**AIM**
Search the material for "Post" and show all lines that contain it.
======== EXERCISE MATERIALS ========
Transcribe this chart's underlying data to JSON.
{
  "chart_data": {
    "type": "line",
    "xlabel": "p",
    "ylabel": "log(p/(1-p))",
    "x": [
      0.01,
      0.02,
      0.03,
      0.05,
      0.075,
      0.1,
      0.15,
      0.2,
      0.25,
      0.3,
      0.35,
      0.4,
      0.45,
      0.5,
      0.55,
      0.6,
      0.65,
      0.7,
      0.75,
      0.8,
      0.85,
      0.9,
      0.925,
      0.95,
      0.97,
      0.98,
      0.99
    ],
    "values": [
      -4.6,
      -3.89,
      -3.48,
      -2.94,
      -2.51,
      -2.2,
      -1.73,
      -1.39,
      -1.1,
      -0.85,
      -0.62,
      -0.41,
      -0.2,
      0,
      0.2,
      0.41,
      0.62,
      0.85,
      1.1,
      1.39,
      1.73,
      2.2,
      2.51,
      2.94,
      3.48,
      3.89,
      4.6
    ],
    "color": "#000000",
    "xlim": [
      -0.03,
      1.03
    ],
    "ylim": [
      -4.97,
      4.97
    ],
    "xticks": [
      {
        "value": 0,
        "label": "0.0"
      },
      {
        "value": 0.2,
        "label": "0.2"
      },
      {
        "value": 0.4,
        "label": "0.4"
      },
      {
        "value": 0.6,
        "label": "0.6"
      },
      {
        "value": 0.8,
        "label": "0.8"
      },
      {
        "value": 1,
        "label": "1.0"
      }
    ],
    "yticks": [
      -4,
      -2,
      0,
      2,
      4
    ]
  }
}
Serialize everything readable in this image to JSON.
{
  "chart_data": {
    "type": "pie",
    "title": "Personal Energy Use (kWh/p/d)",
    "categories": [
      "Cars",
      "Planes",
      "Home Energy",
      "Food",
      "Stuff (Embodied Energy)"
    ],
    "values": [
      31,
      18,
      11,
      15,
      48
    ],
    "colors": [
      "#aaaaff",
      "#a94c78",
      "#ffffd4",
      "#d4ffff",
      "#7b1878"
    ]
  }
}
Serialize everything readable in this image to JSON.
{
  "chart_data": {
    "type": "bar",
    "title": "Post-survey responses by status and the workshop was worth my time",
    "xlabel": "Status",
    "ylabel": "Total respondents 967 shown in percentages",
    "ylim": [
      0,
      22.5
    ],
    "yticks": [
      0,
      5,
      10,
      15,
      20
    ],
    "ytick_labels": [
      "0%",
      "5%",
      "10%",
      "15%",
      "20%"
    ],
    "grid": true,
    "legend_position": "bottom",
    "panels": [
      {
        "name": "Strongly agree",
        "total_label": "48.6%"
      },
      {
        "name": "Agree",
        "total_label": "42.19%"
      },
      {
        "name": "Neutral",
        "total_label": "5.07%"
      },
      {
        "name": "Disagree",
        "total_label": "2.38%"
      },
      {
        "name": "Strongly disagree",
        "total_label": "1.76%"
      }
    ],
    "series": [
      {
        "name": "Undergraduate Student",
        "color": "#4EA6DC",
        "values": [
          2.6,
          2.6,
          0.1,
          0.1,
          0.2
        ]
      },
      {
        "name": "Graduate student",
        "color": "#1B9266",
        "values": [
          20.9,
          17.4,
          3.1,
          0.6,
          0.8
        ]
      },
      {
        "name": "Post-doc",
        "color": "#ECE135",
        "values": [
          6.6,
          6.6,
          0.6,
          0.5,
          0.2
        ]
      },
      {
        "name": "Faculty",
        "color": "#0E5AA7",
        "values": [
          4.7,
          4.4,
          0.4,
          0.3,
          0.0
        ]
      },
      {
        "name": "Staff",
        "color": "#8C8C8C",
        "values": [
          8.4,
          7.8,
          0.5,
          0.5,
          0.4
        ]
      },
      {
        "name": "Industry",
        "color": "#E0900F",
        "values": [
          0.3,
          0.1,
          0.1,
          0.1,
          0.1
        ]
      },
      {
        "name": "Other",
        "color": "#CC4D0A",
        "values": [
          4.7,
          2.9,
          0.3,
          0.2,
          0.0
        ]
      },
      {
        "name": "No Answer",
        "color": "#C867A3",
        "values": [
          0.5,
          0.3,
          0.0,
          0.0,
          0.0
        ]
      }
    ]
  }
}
========
**SOLVED PROBLEM**
    "title": "Post-survey responses by status and the workshop was worth my time",
        "name": "Post-doc",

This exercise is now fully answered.